(Transcript entries for document pages)
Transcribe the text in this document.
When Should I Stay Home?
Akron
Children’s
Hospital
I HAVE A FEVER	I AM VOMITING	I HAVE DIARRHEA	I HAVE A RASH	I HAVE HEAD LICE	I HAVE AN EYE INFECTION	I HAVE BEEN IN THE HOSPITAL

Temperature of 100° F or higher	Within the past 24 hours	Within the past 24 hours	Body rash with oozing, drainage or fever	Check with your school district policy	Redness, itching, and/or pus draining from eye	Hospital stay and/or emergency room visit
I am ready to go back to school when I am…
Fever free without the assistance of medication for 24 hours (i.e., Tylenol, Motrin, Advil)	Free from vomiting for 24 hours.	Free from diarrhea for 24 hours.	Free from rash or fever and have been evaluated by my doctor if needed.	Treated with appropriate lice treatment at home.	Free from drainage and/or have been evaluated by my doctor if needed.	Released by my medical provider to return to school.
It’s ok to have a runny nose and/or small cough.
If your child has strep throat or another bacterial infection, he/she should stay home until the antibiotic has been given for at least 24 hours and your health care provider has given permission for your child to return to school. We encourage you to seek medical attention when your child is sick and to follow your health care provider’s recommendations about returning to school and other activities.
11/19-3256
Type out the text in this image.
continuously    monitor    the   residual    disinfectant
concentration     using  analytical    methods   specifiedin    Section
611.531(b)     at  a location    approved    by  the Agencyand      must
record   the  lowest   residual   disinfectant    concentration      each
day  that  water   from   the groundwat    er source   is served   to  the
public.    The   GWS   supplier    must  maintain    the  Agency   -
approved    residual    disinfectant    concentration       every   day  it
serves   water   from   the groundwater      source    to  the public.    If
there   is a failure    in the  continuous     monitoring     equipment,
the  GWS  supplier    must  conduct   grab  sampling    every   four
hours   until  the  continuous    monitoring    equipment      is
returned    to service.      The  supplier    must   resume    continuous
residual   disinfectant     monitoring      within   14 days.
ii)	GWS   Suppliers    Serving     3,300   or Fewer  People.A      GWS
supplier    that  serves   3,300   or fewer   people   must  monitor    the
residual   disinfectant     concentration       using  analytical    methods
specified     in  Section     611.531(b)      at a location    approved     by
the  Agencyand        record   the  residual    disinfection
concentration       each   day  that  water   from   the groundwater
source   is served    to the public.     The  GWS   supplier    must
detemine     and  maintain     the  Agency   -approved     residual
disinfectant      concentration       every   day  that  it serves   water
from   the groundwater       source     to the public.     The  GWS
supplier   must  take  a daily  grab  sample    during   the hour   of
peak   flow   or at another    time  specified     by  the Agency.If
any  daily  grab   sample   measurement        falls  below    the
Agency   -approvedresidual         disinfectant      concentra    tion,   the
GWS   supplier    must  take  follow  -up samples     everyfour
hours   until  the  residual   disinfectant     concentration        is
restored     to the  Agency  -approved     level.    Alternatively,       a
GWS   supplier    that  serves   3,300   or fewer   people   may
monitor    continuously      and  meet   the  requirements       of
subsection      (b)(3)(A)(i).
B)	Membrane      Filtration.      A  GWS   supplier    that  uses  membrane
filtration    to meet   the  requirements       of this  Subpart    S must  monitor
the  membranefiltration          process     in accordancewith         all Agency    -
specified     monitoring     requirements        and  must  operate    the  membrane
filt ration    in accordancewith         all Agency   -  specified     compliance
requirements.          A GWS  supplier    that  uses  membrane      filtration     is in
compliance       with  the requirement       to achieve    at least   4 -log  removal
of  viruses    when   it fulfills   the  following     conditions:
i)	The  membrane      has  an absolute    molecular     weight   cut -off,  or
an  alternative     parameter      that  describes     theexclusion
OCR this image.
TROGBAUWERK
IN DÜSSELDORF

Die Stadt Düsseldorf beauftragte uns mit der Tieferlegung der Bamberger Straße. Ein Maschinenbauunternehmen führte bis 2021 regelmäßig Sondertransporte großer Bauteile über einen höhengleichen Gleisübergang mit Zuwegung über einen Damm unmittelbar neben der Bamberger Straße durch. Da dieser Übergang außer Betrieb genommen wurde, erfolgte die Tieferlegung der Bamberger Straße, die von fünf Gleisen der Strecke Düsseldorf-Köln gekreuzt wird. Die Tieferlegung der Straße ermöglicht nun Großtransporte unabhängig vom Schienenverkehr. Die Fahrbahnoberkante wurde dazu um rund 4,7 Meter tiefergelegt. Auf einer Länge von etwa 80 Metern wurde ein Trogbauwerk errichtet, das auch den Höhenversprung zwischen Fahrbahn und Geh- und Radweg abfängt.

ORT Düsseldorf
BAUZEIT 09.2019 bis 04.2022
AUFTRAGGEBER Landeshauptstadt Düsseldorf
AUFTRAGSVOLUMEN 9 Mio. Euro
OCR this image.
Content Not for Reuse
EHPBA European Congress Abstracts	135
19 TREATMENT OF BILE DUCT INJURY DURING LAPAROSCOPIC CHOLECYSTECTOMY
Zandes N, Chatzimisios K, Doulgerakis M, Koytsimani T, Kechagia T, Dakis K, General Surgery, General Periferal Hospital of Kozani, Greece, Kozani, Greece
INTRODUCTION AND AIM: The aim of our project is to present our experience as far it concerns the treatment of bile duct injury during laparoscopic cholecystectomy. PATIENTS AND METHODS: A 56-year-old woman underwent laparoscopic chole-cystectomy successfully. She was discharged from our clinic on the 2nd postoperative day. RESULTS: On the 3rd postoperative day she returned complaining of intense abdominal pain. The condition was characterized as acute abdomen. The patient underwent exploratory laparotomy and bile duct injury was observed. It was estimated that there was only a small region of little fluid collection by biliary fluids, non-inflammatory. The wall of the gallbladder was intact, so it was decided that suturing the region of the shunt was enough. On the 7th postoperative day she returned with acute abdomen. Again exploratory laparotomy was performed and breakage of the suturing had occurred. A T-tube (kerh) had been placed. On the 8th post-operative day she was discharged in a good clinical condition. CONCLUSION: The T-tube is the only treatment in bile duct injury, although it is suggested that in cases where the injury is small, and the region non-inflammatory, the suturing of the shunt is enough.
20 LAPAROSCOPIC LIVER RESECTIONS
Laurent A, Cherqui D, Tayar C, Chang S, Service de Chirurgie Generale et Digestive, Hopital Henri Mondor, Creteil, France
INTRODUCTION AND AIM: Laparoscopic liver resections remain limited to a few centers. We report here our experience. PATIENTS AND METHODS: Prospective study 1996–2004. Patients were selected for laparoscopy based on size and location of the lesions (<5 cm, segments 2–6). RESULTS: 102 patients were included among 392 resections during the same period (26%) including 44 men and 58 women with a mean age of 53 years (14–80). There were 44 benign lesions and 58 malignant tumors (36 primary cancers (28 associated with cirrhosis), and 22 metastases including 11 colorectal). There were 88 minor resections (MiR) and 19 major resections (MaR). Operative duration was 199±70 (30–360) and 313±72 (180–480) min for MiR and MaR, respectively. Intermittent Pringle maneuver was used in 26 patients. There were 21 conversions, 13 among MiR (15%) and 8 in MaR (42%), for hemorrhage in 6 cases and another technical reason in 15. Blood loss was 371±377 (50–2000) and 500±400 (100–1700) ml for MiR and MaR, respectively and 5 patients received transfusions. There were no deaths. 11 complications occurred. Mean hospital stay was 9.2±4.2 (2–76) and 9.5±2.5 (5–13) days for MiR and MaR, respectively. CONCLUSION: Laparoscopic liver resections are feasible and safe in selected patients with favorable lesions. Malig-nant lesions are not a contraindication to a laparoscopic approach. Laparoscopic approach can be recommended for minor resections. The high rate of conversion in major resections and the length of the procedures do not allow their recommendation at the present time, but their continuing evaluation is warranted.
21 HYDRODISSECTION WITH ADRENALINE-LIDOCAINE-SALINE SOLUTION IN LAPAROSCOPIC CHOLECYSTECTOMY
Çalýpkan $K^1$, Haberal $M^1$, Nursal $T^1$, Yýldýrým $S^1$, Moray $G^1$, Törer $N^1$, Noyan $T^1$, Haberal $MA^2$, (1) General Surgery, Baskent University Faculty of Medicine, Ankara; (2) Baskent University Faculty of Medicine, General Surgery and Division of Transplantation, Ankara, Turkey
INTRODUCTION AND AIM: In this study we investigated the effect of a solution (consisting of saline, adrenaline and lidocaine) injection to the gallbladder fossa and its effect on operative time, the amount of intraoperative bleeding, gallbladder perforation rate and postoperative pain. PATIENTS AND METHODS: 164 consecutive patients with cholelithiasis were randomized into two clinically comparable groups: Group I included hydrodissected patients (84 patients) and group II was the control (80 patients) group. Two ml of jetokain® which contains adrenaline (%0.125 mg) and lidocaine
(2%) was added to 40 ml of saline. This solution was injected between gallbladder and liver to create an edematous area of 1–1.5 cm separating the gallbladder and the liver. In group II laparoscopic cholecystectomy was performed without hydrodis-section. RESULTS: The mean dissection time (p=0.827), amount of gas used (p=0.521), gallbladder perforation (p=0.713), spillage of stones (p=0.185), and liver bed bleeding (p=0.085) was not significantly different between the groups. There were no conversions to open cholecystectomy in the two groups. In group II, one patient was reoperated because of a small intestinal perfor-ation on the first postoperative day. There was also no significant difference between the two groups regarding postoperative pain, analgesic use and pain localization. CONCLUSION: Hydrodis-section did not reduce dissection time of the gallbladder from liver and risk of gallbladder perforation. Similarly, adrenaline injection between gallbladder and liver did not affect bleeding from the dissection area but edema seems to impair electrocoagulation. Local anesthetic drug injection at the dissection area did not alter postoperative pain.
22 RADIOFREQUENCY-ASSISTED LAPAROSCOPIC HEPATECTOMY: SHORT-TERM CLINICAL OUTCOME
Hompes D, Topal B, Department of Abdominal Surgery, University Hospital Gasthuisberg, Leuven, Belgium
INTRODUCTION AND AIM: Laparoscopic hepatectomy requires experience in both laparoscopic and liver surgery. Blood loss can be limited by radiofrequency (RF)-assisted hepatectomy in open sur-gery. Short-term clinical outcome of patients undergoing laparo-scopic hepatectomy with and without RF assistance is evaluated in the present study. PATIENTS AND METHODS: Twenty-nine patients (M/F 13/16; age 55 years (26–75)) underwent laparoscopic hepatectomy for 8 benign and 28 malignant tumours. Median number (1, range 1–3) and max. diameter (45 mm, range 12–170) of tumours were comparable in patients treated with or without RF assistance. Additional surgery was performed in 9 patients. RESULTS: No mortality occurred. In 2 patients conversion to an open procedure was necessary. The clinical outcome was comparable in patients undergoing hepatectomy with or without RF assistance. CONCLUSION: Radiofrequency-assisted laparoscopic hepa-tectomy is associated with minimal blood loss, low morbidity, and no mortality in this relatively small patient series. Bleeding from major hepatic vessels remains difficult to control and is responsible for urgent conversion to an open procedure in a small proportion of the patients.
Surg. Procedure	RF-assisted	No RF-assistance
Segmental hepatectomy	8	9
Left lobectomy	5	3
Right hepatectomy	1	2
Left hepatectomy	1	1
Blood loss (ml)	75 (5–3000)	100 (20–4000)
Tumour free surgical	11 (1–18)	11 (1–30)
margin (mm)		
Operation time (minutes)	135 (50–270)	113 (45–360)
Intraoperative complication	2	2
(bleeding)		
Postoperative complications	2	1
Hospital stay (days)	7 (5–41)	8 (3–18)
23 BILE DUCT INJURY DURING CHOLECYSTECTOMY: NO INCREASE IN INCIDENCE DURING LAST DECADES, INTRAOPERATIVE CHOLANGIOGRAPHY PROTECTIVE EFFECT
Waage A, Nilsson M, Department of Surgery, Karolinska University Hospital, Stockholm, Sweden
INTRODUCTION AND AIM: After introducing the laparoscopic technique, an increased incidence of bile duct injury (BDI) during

# [The problem]
Reproduce every line above that contains the string "maintain".

# [Output of the task]
public.    The   GWS   supplier    must  maintain    the  Agency   -
detemine     and  maintain     the  Agency   -approved     residual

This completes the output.